§ Aim of the exercise
Find the lines below that contain the string "pour". Copy each one.

§ Data entries
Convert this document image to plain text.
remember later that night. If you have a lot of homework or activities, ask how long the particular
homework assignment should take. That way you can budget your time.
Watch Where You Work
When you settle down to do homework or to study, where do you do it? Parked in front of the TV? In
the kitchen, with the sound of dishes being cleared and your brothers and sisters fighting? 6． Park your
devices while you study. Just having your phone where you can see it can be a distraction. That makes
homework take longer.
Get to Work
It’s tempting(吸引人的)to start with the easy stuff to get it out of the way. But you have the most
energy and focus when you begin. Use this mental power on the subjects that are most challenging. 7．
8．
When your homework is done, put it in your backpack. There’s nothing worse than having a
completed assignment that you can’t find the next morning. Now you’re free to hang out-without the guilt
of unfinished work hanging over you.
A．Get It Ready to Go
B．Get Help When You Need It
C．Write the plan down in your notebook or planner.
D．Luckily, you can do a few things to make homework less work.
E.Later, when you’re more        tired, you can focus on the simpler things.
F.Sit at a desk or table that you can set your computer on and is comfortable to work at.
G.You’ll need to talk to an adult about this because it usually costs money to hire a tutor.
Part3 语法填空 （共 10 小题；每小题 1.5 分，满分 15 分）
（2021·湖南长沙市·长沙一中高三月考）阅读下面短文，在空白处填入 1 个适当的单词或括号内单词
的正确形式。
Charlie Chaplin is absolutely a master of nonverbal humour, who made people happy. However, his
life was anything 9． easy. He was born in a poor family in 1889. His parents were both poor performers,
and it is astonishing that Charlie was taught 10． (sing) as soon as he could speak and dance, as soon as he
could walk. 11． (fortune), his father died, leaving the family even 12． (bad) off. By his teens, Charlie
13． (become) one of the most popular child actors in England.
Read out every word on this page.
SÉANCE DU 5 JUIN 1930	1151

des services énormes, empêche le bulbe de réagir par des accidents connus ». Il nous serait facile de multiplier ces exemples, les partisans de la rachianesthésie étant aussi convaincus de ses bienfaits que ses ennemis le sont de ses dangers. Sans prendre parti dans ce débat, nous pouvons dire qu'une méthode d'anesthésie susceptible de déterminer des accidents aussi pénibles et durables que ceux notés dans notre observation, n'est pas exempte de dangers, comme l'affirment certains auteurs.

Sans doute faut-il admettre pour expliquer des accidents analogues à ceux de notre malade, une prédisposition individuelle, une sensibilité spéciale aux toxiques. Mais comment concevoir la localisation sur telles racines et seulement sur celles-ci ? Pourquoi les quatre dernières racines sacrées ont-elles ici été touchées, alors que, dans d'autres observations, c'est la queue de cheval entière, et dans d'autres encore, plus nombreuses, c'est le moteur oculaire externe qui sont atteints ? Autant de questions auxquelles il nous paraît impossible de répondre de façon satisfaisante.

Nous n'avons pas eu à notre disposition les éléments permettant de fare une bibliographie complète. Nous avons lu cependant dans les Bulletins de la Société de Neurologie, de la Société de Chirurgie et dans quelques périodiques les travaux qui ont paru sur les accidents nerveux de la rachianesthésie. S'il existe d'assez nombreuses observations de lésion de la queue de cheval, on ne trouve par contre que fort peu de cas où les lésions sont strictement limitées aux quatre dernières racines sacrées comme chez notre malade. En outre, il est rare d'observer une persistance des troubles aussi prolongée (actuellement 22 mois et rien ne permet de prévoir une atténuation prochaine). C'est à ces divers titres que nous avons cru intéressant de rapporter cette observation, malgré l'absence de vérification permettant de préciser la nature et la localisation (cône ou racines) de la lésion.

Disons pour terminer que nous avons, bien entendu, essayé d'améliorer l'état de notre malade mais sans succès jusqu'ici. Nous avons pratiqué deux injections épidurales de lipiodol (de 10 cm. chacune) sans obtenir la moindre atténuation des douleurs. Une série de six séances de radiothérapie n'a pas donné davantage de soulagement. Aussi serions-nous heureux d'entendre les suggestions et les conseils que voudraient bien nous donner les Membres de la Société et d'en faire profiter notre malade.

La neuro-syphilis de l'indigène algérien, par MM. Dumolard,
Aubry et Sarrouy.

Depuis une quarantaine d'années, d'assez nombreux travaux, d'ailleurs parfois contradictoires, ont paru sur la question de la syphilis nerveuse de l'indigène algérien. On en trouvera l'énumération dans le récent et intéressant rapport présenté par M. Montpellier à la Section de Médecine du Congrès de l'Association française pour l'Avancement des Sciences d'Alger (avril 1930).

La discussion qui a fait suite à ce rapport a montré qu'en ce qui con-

§ Expected answer
Sans doute faut-il admettre pour expliquer des accidents analogues à ceux de notre malade, une prédisposition individuelle, une sensibilité spéciale aux toxiques. Mais comment concevoir la localisation sur telles racines et seulement sur celles-ci ? Pourquoi les quatre dernières racines sacrées ont-elles ici été touchées, alors que, dans d'autres observations, c'est la queue de cheval entière, et dans d'autres encore, plus nombreuses, c'est le moteur oculaire externe qui sont atteints ? Autant de questions auxquelles il nous paraît impossible de répondre de façon satisfaisante.
Disons pour terminer que nous avons, bien entendu, essayé d'améliorer l'état de notre malade mais sans succès jusqu'ici. Nous avons pratiqué deux injections épidurales de lipiodol (de 10 cm. chacune) sans obtenir la moindre atténuation des douleurs. Une série de six séances de radiothérapie n'a pas donné davantage de soulagement. Aussi serions-nous heureux d'entendre les suggestions et les conseils que voudraient bien nous donner les Membres de la Société et d'en faire profiter notre malade.
Depuis une quarantaine d'années, d'assez nombreux travaux, d'ailleurs parfois contradictoires, ont paru sur la question de la syphilis nerveuse de l'indigène algérien. On en trouvera l'énumération dans le récent et intéressant rapport présenté par M. Montpellier à la Section de Médecine du Congrès de l'Association française pour l'Avancement des Sciences d'Alger (avril 1930).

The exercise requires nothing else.